>> Start
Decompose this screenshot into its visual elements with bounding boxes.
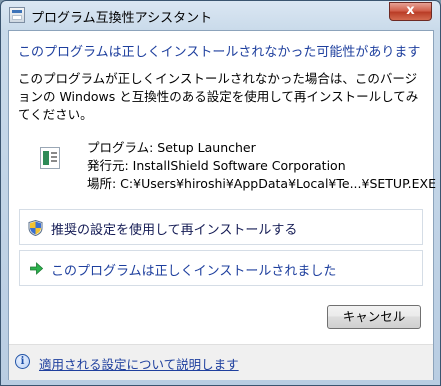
green-arrow-icon xyxy=(30,262,43,275)
close-icon: x xyxy=(406,3,415,18)
installed-correctly-label: このプログラムは正しくインストールされました xyxy=(51,264,337,279)
info-icon: i xyxy=(15,354,30,369)
program-icon xyxy=(40,147,60,169)
program-location: 場所: C:¥Users¥hiroshi¥AppData¥Local¥Te...… xyxy=(87,176,436,191)
uac-shield-icon xyxy=(28,220,43,236)
program-publisher: 発行元: InstallShield Software Corporation xyxy=(87,158,346,173)
title-bar[interactable]: プログラム互換性アシスタント x xyxy=(1,1,440,30)
installed-correctly-option[interactable]: このプログラムは正しくインストールされました xyxy=(19,250,423,286)
window-title: プログラム互換性アシスタント xyxy=(31,11,213,26)
cancel-button[interactable]: キャンセル xyxy=(327,305,421,329)
dialog-footer: i 適用される設定について説明します xyxy=(9,344,433,380)
reinstall-recommended-label: 推奨の設定を使用して再インストールする xyxy=(51,223,298,238)
program-name: プログラム: Setup Launcher xyxy=(87,140,256,155)
dialog-content: このプログラムは正しくインストールされなかった可能性があります このプログラムが… xyxy=(8,30,436,380)
program-info: プログラム: Setup Launcher 発行元: InstallShield… xyxy=(87,139,436,193)
dialog-headline: このプログラムは正しくインストールされなかった可能性があります xyxy=(18,45,421,60)
app-window-icon xyxy=(9,7,25,23)
settings-help-link[interactable]: 適用される設定について説明します xyxy=(39,354,239,373)
reinstall-recommended-option[interactable]: 推奨の設定を使用して再インストールする xyxy=(19,209,423,245)
dialog-description: このプログラムが正しくインストールされなかった場合は、このバージョンの Wind… xyxy=(18,71,419,122)
compatibility-assistant-window: プログラム互換性アシスタント x このプログラムは正しくインストールされなかった… xyxy=(0,0,441,386)
close-button[interactable]: x xyxy=(389,2,432,21)
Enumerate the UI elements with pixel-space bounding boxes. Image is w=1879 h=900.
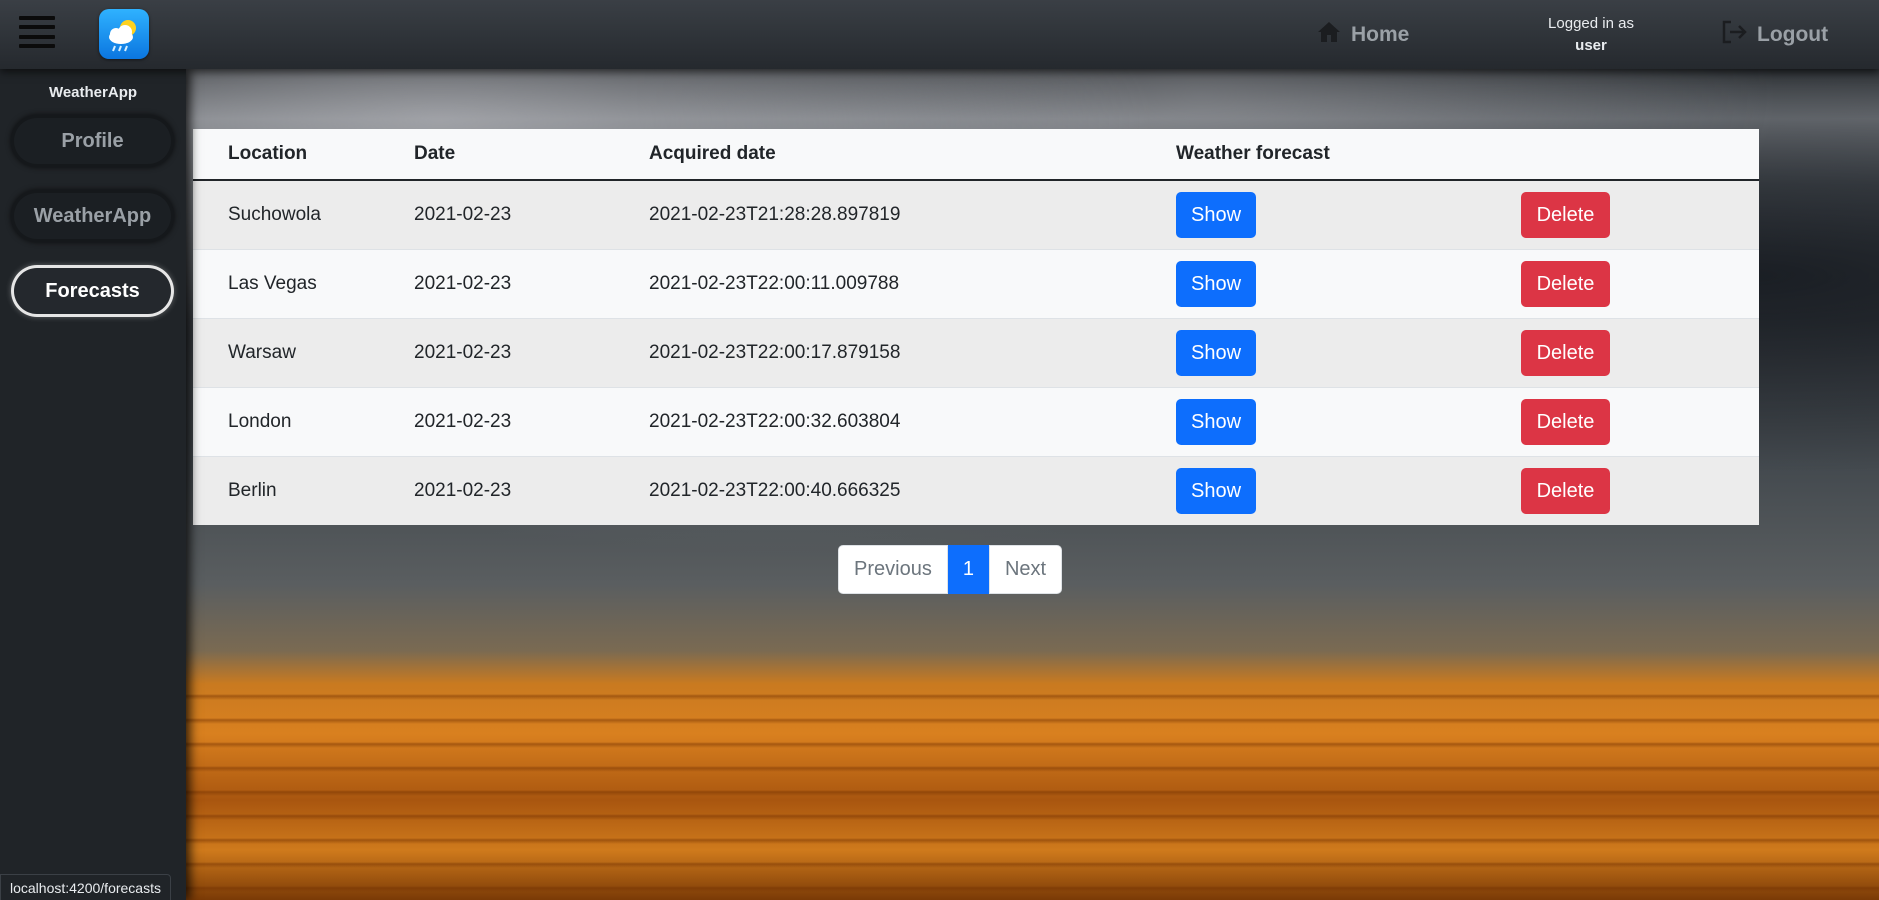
sidebar-item-weatherapp[interactable]: WeatherApp — [11, 190, 174, 242]
table-row: Las Vegas 2021-02-23 2021-02-23T22:00:11… — [193, 249, 1759, 319]
logged-in-label: Logged in as — [1548, 15, 1634, 32]
table-row: Berlin 2021-02-23 2021-02-23T22:00:40.66… — [193, 456, 1759, 525]
logged-in-user: Logged in as user — [1530, 13, 1652, 57]
sidebar: WeatherApp Profile WeatherApp Forecasts — [0, 69, 186, 900]
wheat-field — [186, 675, 1879, 900]
pagination: Previous 1 Next — [838, 545, 1063, 594]
cell-location: Warsaw — [193, 318, 414, 388]
column-header-location: Location — [193, 129, 414, 181]
show-button[interactable]: Show — [1176, 330, 1256, 376]
sidebar-title: WeatherApp — [48, 84, 138, 101]
forecasts-table: Location Date Acquired date Weather fore… — [193, 129, 1759, 525]
table-header-row: Location Date Acquired date Weather fore… — [193, 129, 1759, 181]
cell-date: 2021-02-23 — [414, 318, 649, 388]
sidebar-item-forecasts[interactable]: Forecasts — [11, 265, 174, 317]
cell-acquired-date: 2021-02-23T22:00:17.879158 — [649, 318, 1176, 388]
table-row: Warsaw 2021-02-23 2021-02-23T22:00:17.87… — [193, 318, 1759, 388]
table-row: Suchowola 2021-02-23 2021-02-23T21:28:28… — [193, 179, 1759, 250]
logout-icon — [1720, 19, 1748, 51]
logout-label: Logout — [1757, 23, 1829, 46]
show-button[interactable]: Show — [1176, 261, 1256, 307]
delete-button[interactable]: Delete — [1521, 468, 1610, 514]
weather-app-logo-icon[interactable] — [99, 9, 149, 59]
sidebar-item-profile[interactable]: Profile — [11, 115, 174, 167]
pagination-page-current[interactable]: 1 — [947, 545, 989, 594]
username: user — [1575, 37, 1607, 54]
cell-date: 2021-02-23 — [414, 179, 649, 250]
cell-acquired-date: 2021-02-23T22:00:32.603804 — [649, 387, 1176, 457]
table-row: London 2021-02-23 2021-02-23T22:00:32.60… — [193, 387, 1759, 457]
cell-location: Suchowola — [193, 179, 414, 250]
cell-date: 2021-02-23 — [414, 456, 649, 525]
show-button[interactable]: Show — [1176, 192, 1256, 238]
column-header-weather-forecast: Weather forecast — [1176, 129, 1521, 181]
column-header-acquired-date: Acquired date — [649, 129, 1176, 181]
menu-icon[interactable] — [19, 16, 55, 48]
home-icon — [1316, 20, 1342, 50]
show-button[interactable]: Show — [1176, 468, 1256, 514]
home-label: Home — [1351, 23, 1410, 46]
cell-date: 2021-02-23 — [414, 249, 649, 319]
cell-location: London — [193, 387, 414, 457]
delete-button[interactable]: Delete — [1521, 192, 1610, 238]
cell-acquired-date: 2021-02-23T22:00:11.009788 — [649, 249, 1176, 319]
show-button[interactable]: Show — [1176, 399, 1256, 445]
home-link[interactable]: Home — [1316, 20, 1409, 50]
cell-acquired-date: 2021-02-23T22:00:40.666325 — [649, 456, 1176, 525]
delete-button[interactable]: Delete — [1521, 261, 1610, 307]
cell-date: 2021-02-23 — [414, 387, 649, 457]
status-bar-url: localhost:4200/forecasts — [0, 874, 171, 900]
pagination-next[interactable]: Next — [988, 545, 1063, 594]
logout-link[interactable]: Logout — [1720, 20, 1828, 50]
pagination-previous[interactable]: Previous — [838, 545, 948, 594]
cell-location: Las Vegas — [193, 249, 414, 319]
top-navbar: Home Logged in as user Logout — [0, 0, 1879, 69]
cell-location: Berlin — [193, 456, 414, 525]
cell-acquired-date: 2021-02-23T21:28:28.897819 — [649, 179, 1176, 250]
delete-button[interactable]: Delete — [1521, 330, 1610, 376]
column-header-actions — [1521, 129, 1759, 181]
column-header-date: Date — [414, 129, 649, 181]
forecasts-table-card: Location Date Acquired date Weather fore… — [193, 129, 1759, 525]
delete-button[interactable]: Delete — [1521, 399, 1610, 445]
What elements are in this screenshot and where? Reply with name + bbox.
>> End
**The problem**
Can you repeat only the lines starting at the one containing "sidebar-item-weatherapp[interactable]: WeatherApp —" and ending after the one containing "sidebar: WeatherApp Profile", renaming every "table-row" to "grid-row" and leaving all else as it is?

**Worked answer**
sidebar-item-weatherapp[interactable]: WeatherApp — [11, 190, 174, 242]
grid-row: Las Vegas 2021-02-23 2021-02-23T22:00:11… — [193, 249, 1759, 319]
logged-in-label: Logged in as — [1548, 15, 1634, 32]
grid-row: Berlin 2021-02-23 2021-02-23T22:00:40.66… — [193, 456, 1759, 525]
logged-in-user: Logged in as user — [1530, 13, 1652, 57]
sidebar: WeatherApp Profile WeatherApp Forecasts — [0, 69, 186, 900]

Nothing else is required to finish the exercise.